• [What you need to do]:
Write only the number of lines holding the string "title".

• [Materials provided]:
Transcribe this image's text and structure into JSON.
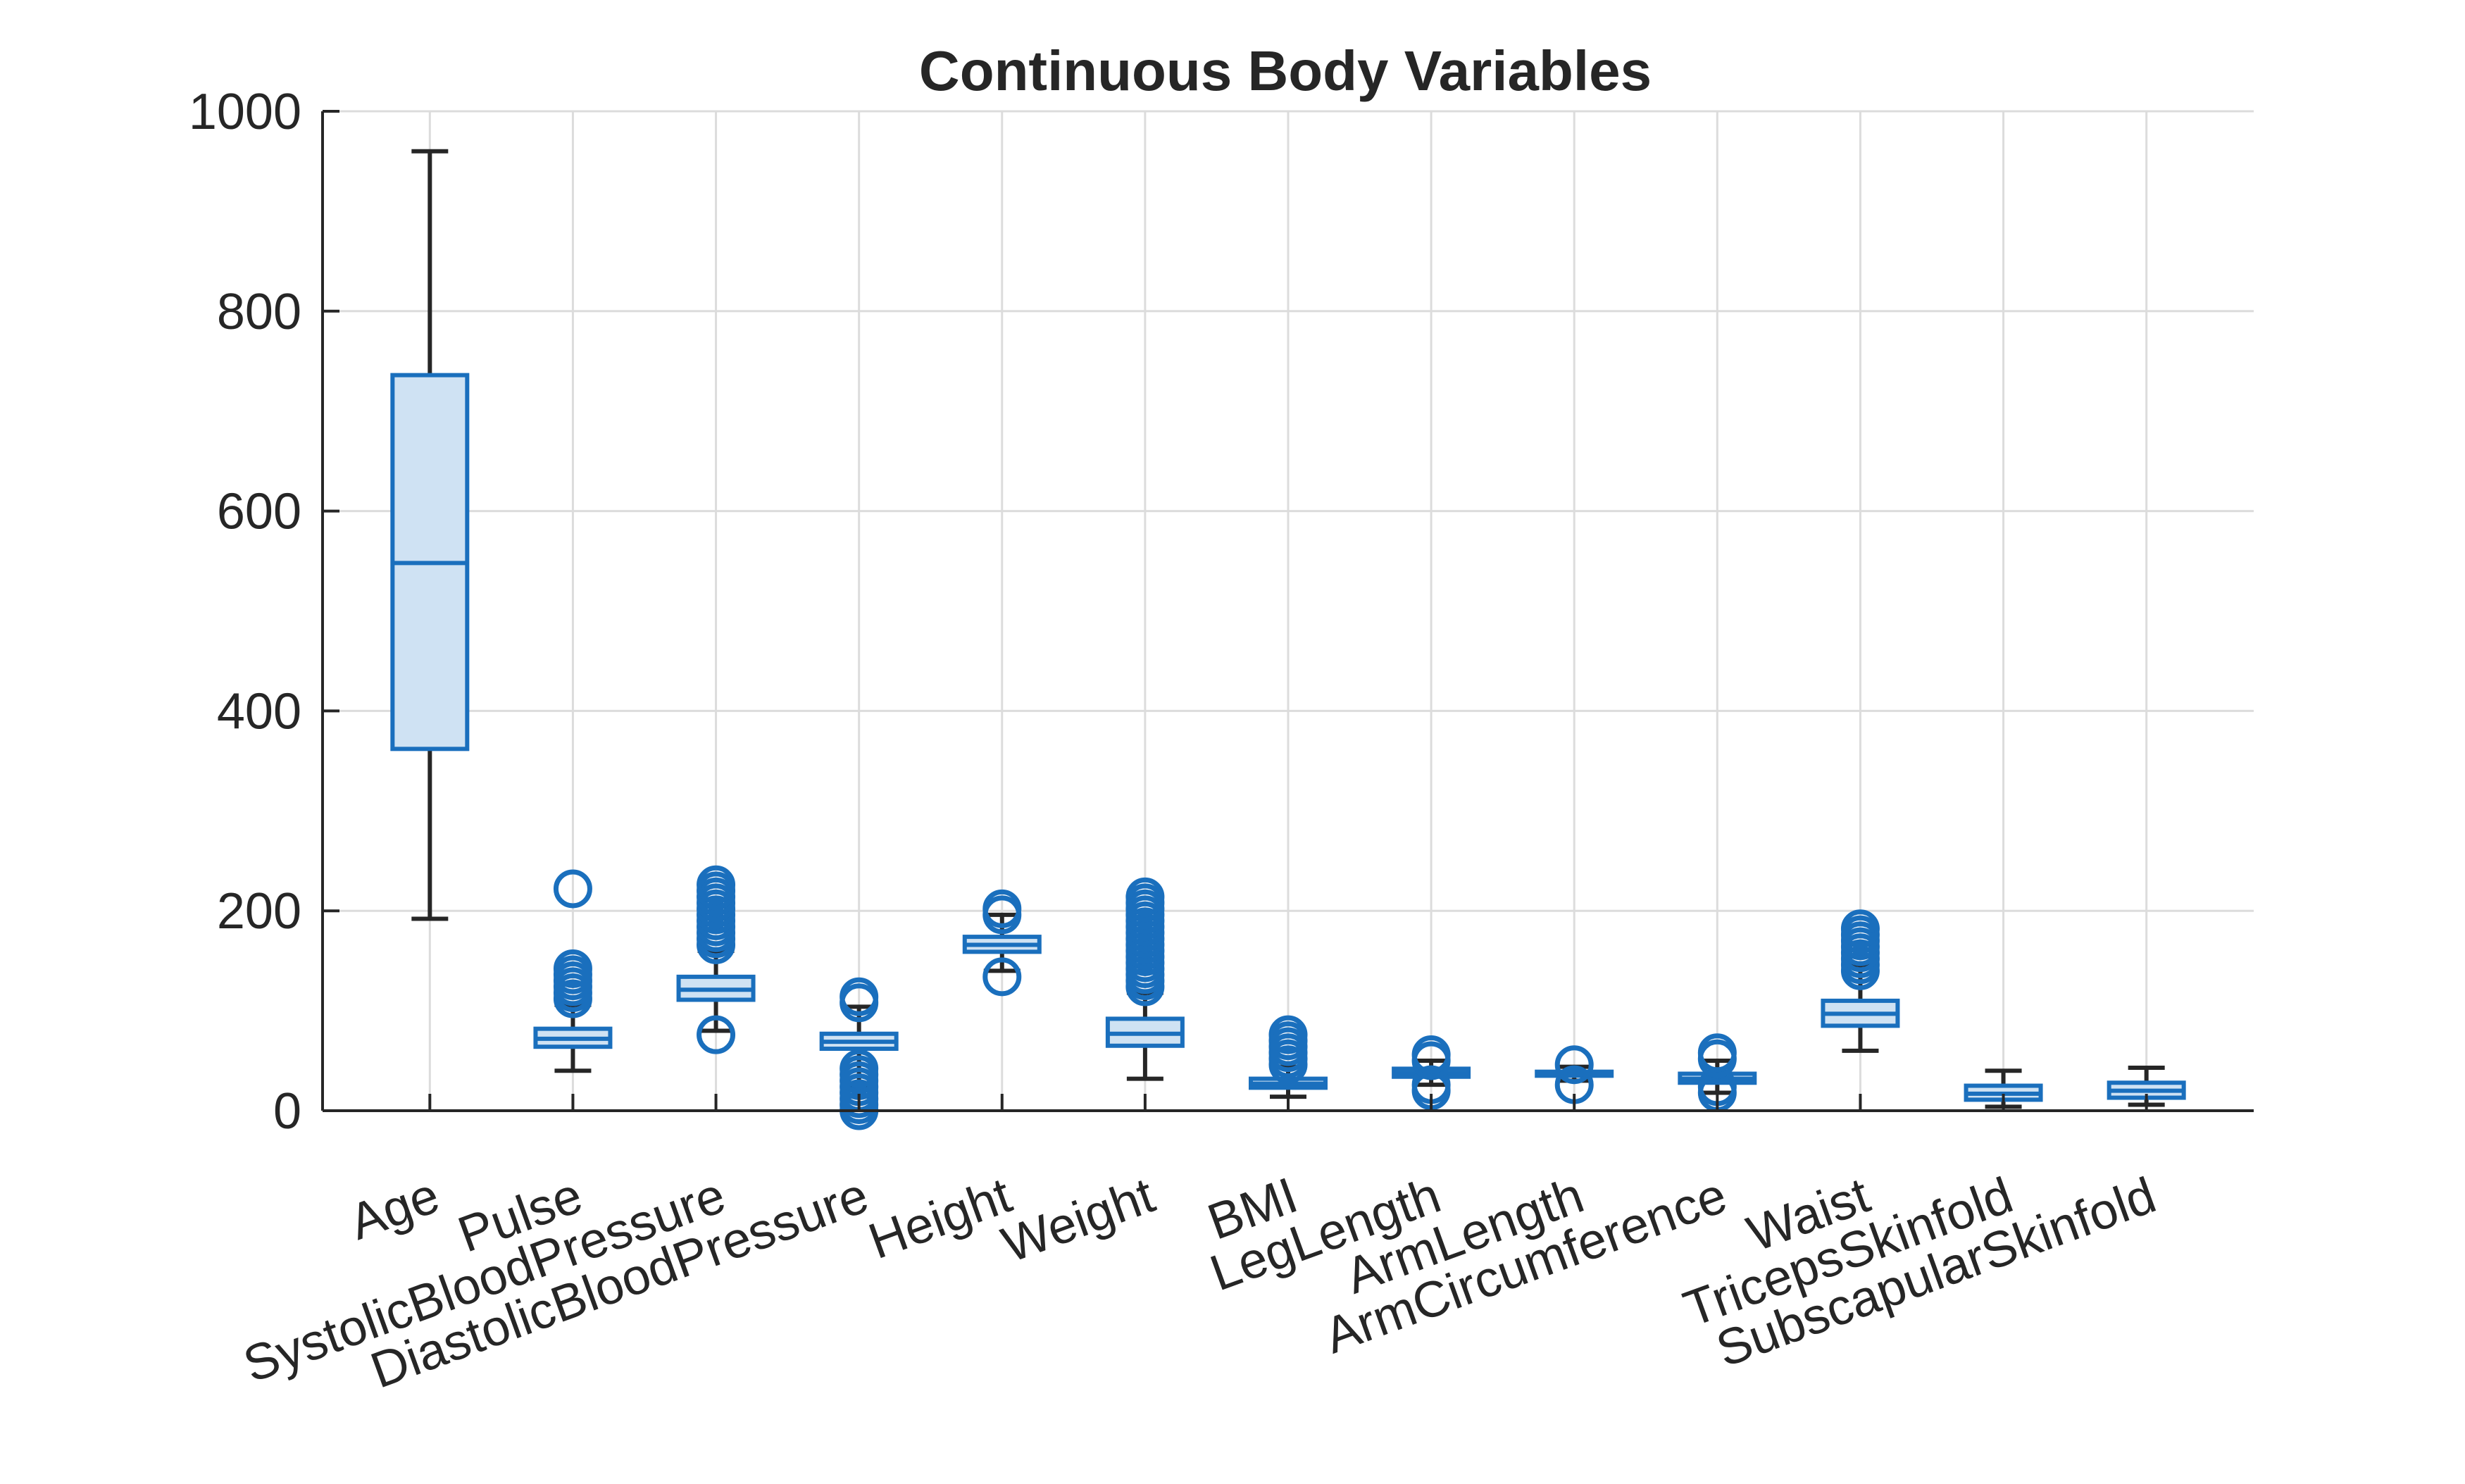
{
  "chart_data": {
    "type": "boxplot",
    "title": "Continuous Body Variables",
    "xlabel": "",
    "ylabel": "",
    "ylim": [
      0,
      1000
    ],
    "yticks": [
      0,
      200,
      400,
      600,
      800,
      1000
    ],
    "grid": true,
    "colors": {
      "box_edge": "#1a6fbd",
      "box_fill": "#cfe2f3",
      "whisker": "#262626",
      "outlier": "#1a6fbd"
    },
    "categories": [
      "Age",
      "Pulse",
      "SystolicBloodPressure",
      "DiastolicBloodPressure",
      "Height",
      "Weight",
      "BMI",
      "LegLength",
      "ArmLength",
      "ArmCircumference",
      "Waist",
      "TricepsSkinfold",
      "SubscapularSkinfold"
    ],
    "boxes": [
      {
        "category": "Age",
        "whisker_low": 192,
        "q1": 362,
        "median": 548,
        "q3": 736,
        "whisker_high": 960,
        "outliers": []
      },
      {
        "category": "Pulse",
        "whisker_low": 40,
        "q1": 64,
        "median": 72,
        "q3": 82,
        "whisker_high": 106,
        "outliers": [
          112,
          118,
          124,
          130,
          136,
          142,
          222
        ]
      },
      {
        "category": "SystolicBloodPressure",
        "whisker_low": 80,
        "q1": 111,
        "median": 121,
        "q3": 134,
        "whisker_high": 160,
        "outliers": [
          76,
          166,
          172,
          178,
          184,
          190,
          196,
          202,
          208,
          214,
          220,
          226
        ]
      },
      {
        "category": "DiastolicBloodPressure",
        "whisker_low": 24,
        "q1": 62,
        "median": 69,
        "q3": 77,
        "whisker_high": 104,
        "outliers": [
          0,
          6,
          12,
          18,
          24,
          30,
          36,
          42,
          108,
          114
        ]
      },
      {
        "category": "Height",
        "whisker_low": 140,
        "q1": 159,
        "median": 166,
        "q3": 174,
        "whisker_high": 196,
        "outliers": [
          134,
          196,
          202
        ]
      },
      {
        "category": "Weight",
        "whisker_low": 32,
        "q1": 65,
        "median": 77,
        "q3": 92,
        "whisker_high": 118,
        "outliers": [
          124,
          130,
          136,
          142,
          148,
          154,
          160,
          166,
          172,
          178,
          184,
          190,
          196,
          202,
          208,
          214
        ]
      },
      {
        "category": "BMI",
        "whisker_low": 14,
        "q1": 23,
        "median": 27,
        "q3": 32,
        "whisker_high": 44,
        "outliers": [
          46,
          52,
          58,
          64,
          70,
          76
        ]
      },
      {
        "category": "LegLength",
        "whisker_low": 26,
        "q1": 34,
        "median": 38,
        "q3": 42,
        "whisker_high": 50,
        "outliers": [
          20,
          26,
          50,
          56
        ]
      },
      {
        "category": "ArmLength",
        "whisker_low": 30,
        "q1": 35,
        "median": 37,
        "q3": 39,
        "whisker_high": 44,
        "outliers": [
          26,
          46
        ]
      },
      {
        "category": "ArmCircumference",
        "whisker_low": 18,
        "q1": 28,
        "median": 32,
        "q3": 37,
        "whisker_high": 50,
        "outliers": [
          18,
          24,
          52,
          58
        ]
      },
      {
        "category": "Waist",
        "whisker_low": 60,
        "q1": 85,
        "median": 97,
        "q3": 110,
        "whisker_high": 146,
        "outliers": [
          140,
          146,
          152,
          158,
          164,
          170,
          176,
          182
        ]
      },
      {
        "category": "TricepsSkinfold",
        "whisker_low": 4,
        "q1": 11,
        "median": 17,
        "q3": 25,
        "whisker_high": 40,
        "outliers": []
      },
      {
        "category": "SubscapularSkinfold",
        "whisker_low": 6,
        "q1": 13,
        "median": 20,
        "q3": 28,
        "whisker_high": 43,
        "outliers": []
      }
    ]
  }
}
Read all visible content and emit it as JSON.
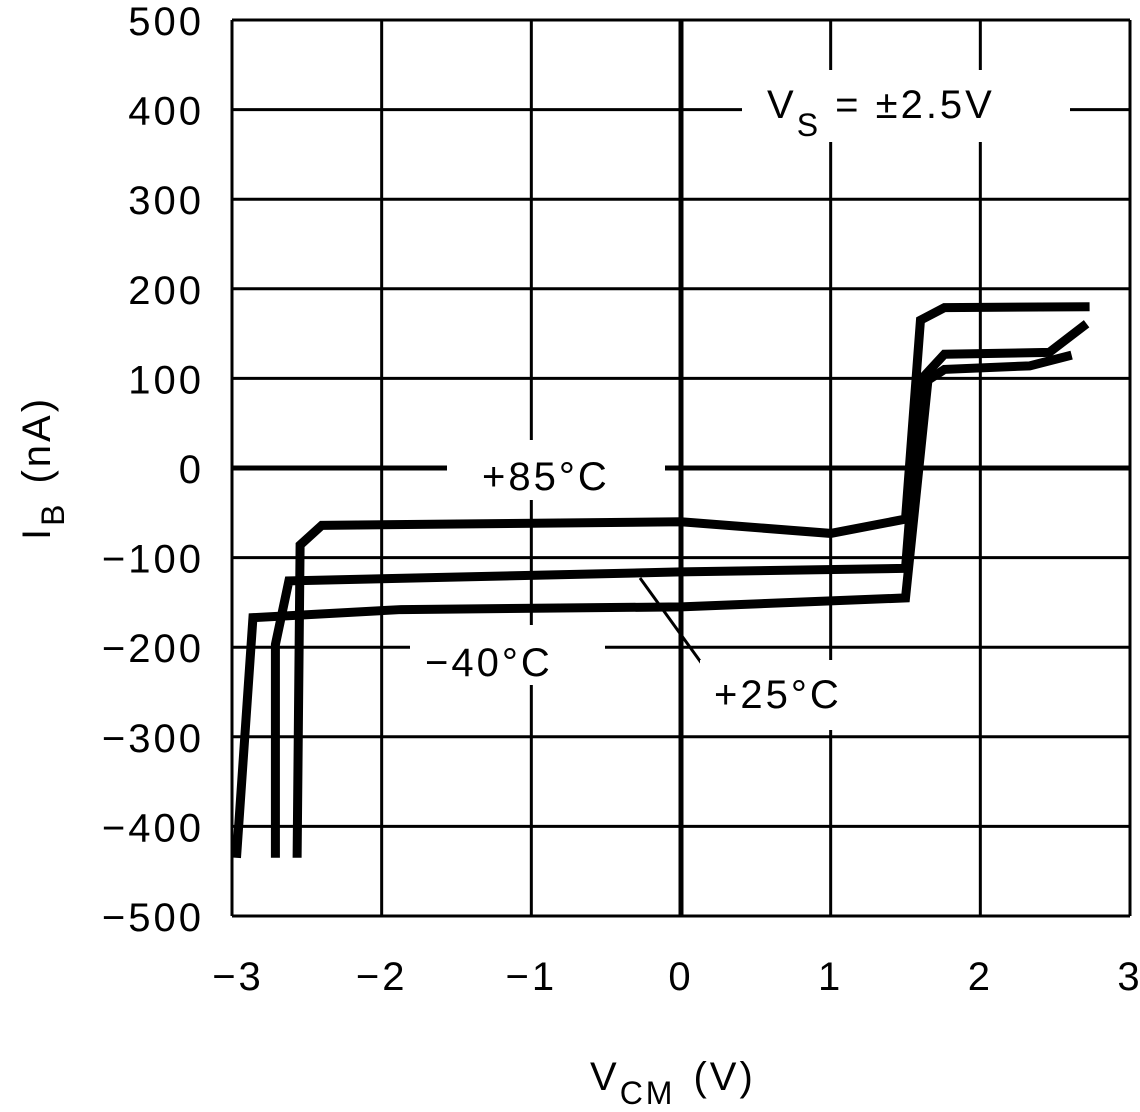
{
  "chart_data": {
    "type": "line",
    "title": "",
    "xlabel": "V",
    "xlabel_sub": "CM",
    "xlabel_unit": "(V)",
    "ylabel": "I",
    "ylabel_sub": "B",
    "ylabel_unit": "(nA)",
    "xlim": [
      -3,
      3
    ],
    "ylim": [
      -500,
      500
    ],
    "grid": true,
    "xticks": [
      -3,
      -2,
      -1,
      0,
      1,
      2,
      3
    ],
    "xtick_labels": [
      "−3",
      "−2",
      "−1",
      "0",
      "1",
      "2",
      "3"
    ],
    "yticks": [
      500,
      400,
      300,
      200,
      100,
      0,
      -100,
      -200,
      -300,
      -400,
      -500
    ],
    "ytick_labels": [
      "500",
      "400",
      "300",
      "200",
      "100",
      "0",
      "−100",
      "−200",
      "−300",
      "−400",
      "−500"
    ],
    "annotation": {
      "main": "V",
      "sub": "S",
      "rest": " = ±2.5V"
    },
    "series": [
      {
        "name": "+85°C",
        "x": [
          -2.565,
          -2.545,
          -2.4,
          0,
          1.0,
          1.5,
          1.6,
          1.76,
          2.73
        ],
        "y": [
          -435,
          -86,
          -64,
          -60,
          -73,
          -57,
          165,
          179,
          180
        ]
      },
      {
        "name": "+25°C",
        "x": [
          -2.71,
          -2.71,
          -2.62,
          0,
          1.5,
          1.6,
          1.76,
          2.46,
          2.71
        ],
        "y": [
          -435,
          -197,
          -126,
          -116,
          -112,
          98,
          127,
          129,
          161
        ]
      },
      {
        "name": "−40°C",
        "x": [
          -2.97,
          -2.86,
          -1.87,
          0,
          1.5,
          1.65,
          1.76,
          2.33,
          2.61
        ],
        "y": [
          -435,
          -167,
          -158,
          -155,
          -145,
          98,
          110,
          114,
          126
        ]
      }
    ]
  }
}
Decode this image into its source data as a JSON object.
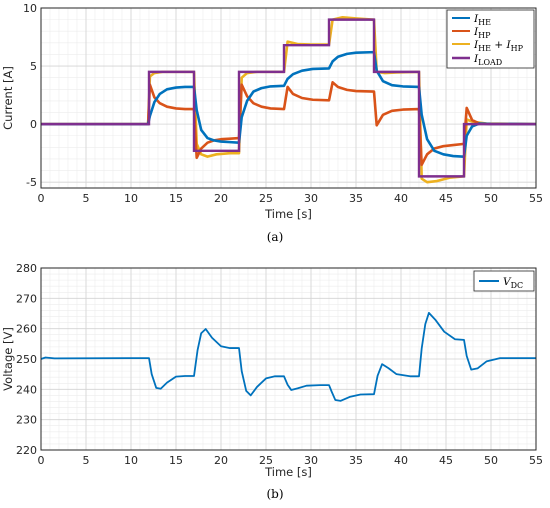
{
  "figure": {
    "caption_a": "(a)",
    "caption_b": "(b)"
  },
  "chart_data": [
    {
      "id": "a",
      "type": "line",
      "title": "",
      "xlabel": "Time [s]",
      "ylabel": "Current [A]",
      "xlim": [
        0,
        55
      ],
      "ylim": [
        -5.5,
        10
      ],
      "xticks": [
        0,
        5,
        10,
        15,
        20,
        25,
        30,
        35,
        40,
        45,
        50,
        55
      ],
      "yticks": [
        -5,
        0,
        5,
        10
      ],
      "grid": true,
      "minor_grid": true,
      "legend_position": "top-right",
      "colors": {
        "I_HE": "#0072BD",
        "I_HP": "#D95319",
        "I_HE_plus_I_HP": "#EDB120",
        "I_LOAD": "#7E2F8E"
      },
      "load_profile": {
        "breakpoints": [
          12,
          17,
          22,
          27,
          32,
          37,
          42,
          47
        ],
        "levels": [
          0,
          4.5,
          -2.3,
          4.5,
          6.8,
          9.0,
          4.5,
          -4.5,
          0
        ]
      },
      "series": [
        {
          "key": "I_HE",
          "name": "I_HE",
          "x": [
            0,
            11.9,
            12.1,
            12.6,
            13.2,
            14,
            15,
            16,
            17,
            17.3,
            17.8,
            18.5,
            19.2,
            20,
            21,
            22,
            22.3,
            22.9,
            23.6,
            24.5,
            25.5,
            27,
            27.4,
            28,
            29,
            30.2,
            32,
            32.4,
            33,
            34,
            35,
            37,
            37.3,
            38,
            39,
            40.2,
            42,
            42.3,
            42.9,
            43.7,
            44.7,
            45.8,
            47,
            47.3,
            47.9,
            48.7,
            50,
            55
          ],
          "values": [
            0,
            0,
            0.7,
            1.9,
            2.6,
            3.0,
            3.15,
            3.2,
            3.2,
            1.2,
            -0.5,
            -1.2,
            -1.4,
            -1.5,
            -1.55,
            -1.6,
            0.6,
            2.0,
            2.8,
            3.1,
            3.25,
            3.3,
            3.9,
            4.3,
            4.6,
            4.75,
            4.8,
            5.4,
            5.8,
            6.05,
            6.15,
            6.2,
            4.6,
            3.7,
            3.35,
            3.25,
            3.2,
            0.8,
            -1.3,
            -2.3,
            -2.6,
            -2.75,
            -2.8,
            -1.0,
            -0.2,
            0.05,
            0.02,
            0
          ]
        },
        {
          "key": "I_HP",
          "name": "I_HP",
          "x": [
            0,
            11.9,
            12.1,
            12.6,
            13.2,
            14,
            15,
            16,
            17,
            17.3,
            17.8,
            18.5,
            19.2,
            20,
            21,
            22,
            22.3,
            22.9,
            23.6,
            24.5,
            25.5,
            27,
            27.4,
            28,
            29,
            30.2,
            32,
            32.4,
            33,
            34,
            35,
            37,
            37.3,
            38,
            39,
            40.2,
            42,
            42.3,
            42.9,
            43.7,
            44.7,
            45.8,
            47,
            47.3,
            47.9,
            48.7,
            50,
            55
          ],
          "values": [
            0,
            0,
            3.4,
            2.3,
            1.8,
            1.5,
            1.35,
            1.3,
            1.3,
            -2.9,
            -2.1,
            -1.6,
            -1.4,
            -1.3,
            -1.25,
            -1.2,
            3.4,
            2.4,
            1.8,
            1.5,
            1.35,
            1.3,
            3.2,
            2.6,
            2.25,
            2.1,
            2.05,
            3.6,
            3.2,
            2.95,
            2.85,
            2.8,
            -0.1,
            0.8,
            1.15,
            1.25,
            1.3,
            -3.5,
            -2.6,
            -2.1,
            -1.9,
            -1.8,
            -1.7,
            1.4,
            0.35,
            0.05,
            0.02,
            0
          ]
        },
        {
          "key": "I_HE_plus_I_HP",
          "name": "I_HE + I_HP",
          "x": [
            0,
            11.9,
            12.1,
            12.6,
            13.5,
            15,
            17,
            17.3,
            17.8,
            18.5,
            19.5,
            21,
            22,
            22.3,
            22.9,
            24,
            25.5,
            27,
            27.4,
            28.5,
            30,
            32,
            32.4,
            33.5,
            35,
            37,
            37.3,
            38.2,
            39.5,
            42,
            42.3,
            42.9,
            44,
            45.5,
            47,
            47.3,
            48,
            49.5,
            55
          ],
          "values": [
            0,
            0,
            4.1,
            4.4,
            4.5,
            4.5,
            4.5,
            -1.7,
            -2.6,
            -2.8,
            -2.6,
            -2.5,
            -2.5,
            4.0,
            4.4,
            4.5,
            4.5,
            4.5,
            7.1,
            6.9,
            6.85,
            6.85,
            9.0,
            9.2,
            9.1,
            9.0,
            4.5,
            4.4,
            4.45,
            4.5,
            -4.7,
            -5.0,
            -4.9,
            -4.6,
            -4.5,
            0.4,
            0.2,
            0.05,
            0
          ]
        }
      ]
    },
    {
      "id": "b",
      "type": "line",
      "title": "",
      "xlabel": "Time [s]",
      "ylabel": "Voltage [V]",
      "xlim": [
        0,
        55
      ],
      "ylim": [
        220,
        280
      ],
      "xticks": [
        0,
        5,
        10,
        15,
        20,
        25,
        30,
        35,
        40,
        45,
        50,
        55
      ],
      "yticks": [
        220,
        230,
        240,
        250,
        260,
        270,
        280
      ],
      "grid": true,
      "minor_grid": true,
      "legend_position": "top-right",
      "colors": {
        "V_DC": "#0072BD"
      },
      "series": [
        {
          "key": "V_DC",
          "name": "V_DC",
          "x": [
            0,
            0.5,
            1.5,
            12,
            12.3,
            12.8,
            13.3,
            14,
            15,
            16,
            17,
            17.4,
            17.8,
            18.3,
            19,
            20,
            21,
            22,
            22.3,
            22.8,
            23.3,
            24,
            25,
            26,
            27,
            27.4,
            27.8,
            28.5,
            29.5,
            31,
            32,
            32.3,
            32.7,
            33.3,
            34.3,
            35.5,
            37,
            37.4,
            37.9,
            38.6,
            39.5,
            41,
            42,
            42.3,
            42.7,
            43.1,
            43.8,
            44.8,
            46,
            47,
            47.3,
            47.8,
            48.5,
            49.5,
            51,
            55
          ],
          "values": [
            250,
            250.5,
            250.2,
            250.3,
            245,
            240.5,
            240.2,
            242.2,
            244.2,
            244.4,
            244.4,
            253,
            258.5,
            259.9,
            257,
            254.2,
            253.6,
            253.6,
            246,
            239.5,
            238,
            240.8,
            243.6,
            244.3,
            244.3,
            241.5,
            239.8,
            240.3,
            241.2,
            241.4,
            241.4,
            239.2,
            236.5,
            236.2,
            237.5,
            238.3,
            238.4,
            244.5,
            248.3,
            247,
            245,
            244.3,
            244.3,
            253.5,
            261.5,
            265.2,
            263,
            259,
            256.5,
            256.3,
            251,
            246.5,
            246.9,
            249.2,
            250.3,
            250.3
          ]
        }
      ]
    }
  ]
}
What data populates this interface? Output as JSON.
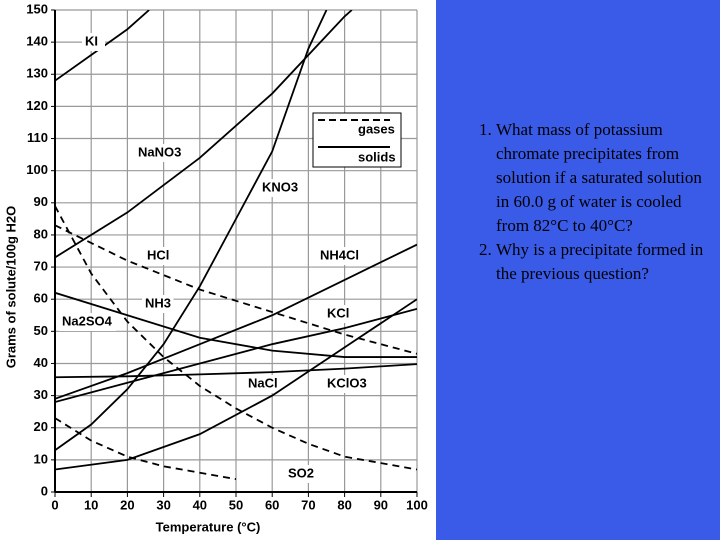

• [Exercise output]:
4